**TASK TO COMPLETE**. Look through the records that follow. Copy every line containing the word "most".

[Start of INFORMATION SUPPLIED]

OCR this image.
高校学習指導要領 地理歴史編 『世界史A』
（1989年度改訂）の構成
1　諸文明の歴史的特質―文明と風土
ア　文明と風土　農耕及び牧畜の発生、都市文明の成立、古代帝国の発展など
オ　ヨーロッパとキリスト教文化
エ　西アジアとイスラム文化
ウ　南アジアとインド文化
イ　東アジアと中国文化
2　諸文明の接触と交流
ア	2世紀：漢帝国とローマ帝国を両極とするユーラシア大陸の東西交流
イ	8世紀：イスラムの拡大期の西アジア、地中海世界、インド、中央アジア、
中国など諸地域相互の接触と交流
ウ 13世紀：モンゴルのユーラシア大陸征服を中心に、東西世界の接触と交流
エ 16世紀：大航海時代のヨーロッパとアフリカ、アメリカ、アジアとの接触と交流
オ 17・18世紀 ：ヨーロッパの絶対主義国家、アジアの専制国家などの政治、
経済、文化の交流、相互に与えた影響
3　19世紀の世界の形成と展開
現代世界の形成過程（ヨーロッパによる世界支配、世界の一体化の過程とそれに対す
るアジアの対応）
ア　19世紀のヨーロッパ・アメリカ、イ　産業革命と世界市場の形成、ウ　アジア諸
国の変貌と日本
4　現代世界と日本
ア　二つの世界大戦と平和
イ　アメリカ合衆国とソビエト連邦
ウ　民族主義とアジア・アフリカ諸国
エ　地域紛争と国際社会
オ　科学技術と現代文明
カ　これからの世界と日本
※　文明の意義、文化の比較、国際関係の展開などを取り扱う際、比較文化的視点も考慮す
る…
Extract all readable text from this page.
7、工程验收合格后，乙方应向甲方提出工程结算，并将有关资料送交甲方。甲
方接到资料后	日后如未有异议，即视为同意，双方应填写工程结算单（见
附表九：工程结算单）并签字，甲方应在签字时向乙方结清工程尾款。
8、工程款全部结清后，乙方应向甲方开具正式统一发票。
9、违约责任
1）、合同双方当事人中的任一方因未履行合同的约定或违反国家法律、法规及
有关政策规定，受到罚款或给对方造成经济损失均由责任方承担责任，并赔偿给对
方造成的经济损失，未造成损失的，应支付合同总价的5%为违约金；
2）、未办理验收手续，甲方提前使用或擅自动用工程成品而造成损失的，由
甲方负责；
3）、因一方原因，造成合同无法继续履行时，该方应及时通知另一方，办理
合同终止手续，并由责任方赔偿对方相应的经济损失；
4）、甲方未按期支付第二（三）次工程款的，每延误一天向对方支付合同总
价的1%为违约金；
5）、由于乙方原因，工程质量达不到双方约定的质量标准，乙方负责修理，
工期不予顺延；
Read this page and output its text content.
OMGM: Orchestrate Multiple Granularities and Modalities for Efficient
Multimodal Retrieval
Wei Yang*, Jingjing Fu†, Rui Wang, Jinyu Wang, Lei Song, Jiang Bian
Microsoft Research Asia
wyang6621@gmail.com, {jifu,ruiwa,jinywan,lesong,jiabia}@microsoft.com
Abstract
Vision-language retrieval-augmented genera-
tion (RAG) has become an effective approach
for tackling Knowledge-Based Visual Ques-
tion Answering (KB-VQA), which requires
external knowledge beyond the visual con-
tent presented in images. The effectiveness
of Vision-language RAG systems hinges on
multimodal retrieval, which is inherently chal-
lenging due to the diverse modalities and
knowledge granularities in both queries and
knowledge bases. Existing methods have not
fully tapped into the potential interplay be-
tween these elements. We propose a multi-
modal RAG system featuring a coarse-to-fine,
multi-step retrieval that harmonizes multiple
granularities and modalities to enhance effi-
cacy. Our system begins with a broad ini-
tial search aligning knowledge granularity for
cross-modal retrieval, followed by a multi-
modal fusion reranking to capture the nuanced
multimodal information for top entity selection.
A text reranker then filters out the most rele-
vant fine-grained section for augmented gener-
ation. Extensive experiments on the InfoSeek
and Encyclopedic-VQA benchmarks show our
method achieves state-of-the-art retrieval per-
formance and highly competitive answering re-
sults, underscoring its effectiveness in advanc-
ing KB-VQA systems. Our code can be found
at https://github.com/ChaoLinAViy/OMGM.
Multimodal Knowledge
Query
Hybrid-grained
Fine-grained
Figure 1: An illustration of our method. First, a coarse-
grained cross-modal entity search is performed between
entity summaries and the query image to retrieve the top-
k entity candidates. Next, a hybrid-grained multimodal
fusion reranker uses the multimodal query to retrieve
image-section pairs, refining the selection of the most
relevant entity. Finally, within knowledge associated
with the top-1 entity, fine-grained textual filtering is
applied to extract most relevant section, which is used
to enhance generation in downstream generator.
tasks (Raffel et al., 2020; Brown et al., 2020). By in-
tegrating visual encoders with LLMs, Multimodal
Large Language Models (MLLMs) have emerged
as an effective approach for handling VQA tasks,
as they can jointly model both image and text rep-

[End of INFORMATION SUPPLIED]

**EXERCISE SOLUTION**.
A text reranker then filters out the most rele-
image-section pairs, refining the selection of the most
applied to extract most relevant section, which is used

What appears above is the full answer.